(Collection entries)
+---+
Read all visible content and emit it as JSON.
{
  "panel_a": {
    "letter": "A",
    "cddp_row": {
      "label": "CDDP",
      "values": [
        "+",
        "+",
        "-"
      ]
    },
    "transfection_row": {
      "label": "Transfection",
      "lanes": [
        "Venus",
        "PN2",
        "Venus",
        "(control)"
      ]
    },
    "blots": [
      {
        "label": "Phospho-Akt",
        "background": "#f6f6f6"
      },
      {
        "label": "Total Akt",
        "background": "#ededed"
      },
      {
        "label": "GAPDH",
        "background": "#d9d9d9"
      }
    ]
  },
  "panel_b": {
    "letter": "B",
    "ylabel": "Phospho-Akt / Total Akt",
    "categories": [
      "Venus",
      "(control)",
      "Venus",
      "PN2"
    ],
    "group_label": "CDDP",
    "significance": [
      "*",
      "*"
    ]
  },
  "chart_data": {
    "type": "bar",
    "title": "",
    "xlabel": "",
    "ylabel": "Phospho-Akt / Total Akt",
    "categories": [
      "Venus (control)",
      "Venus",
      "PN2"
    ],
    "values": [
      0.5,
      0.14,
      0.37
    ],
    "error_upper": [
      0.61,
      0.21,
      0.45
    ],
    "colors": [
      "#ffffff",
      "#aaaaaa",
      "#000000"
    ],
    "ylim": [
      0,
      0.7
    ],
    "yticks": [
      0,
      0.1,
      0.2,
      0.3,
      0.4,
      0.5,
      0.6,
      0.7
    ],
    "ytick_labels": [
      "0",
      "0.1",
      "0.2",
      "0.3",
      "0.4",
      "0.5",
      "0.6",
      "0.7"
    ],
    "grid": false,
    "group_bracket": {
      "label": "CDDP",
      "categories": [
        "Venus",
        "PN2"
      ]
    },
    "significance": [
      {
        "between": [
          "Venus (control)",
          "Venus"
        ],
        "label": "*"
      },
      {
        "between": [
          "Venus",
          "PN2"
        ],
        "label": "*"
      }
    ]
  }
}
+---+
Locate the word "control" in the records and collect each line it appears in.

Answer to the task:
        "(control)"
      "(control)",
      "Venus (control)",
          "Venus (control)",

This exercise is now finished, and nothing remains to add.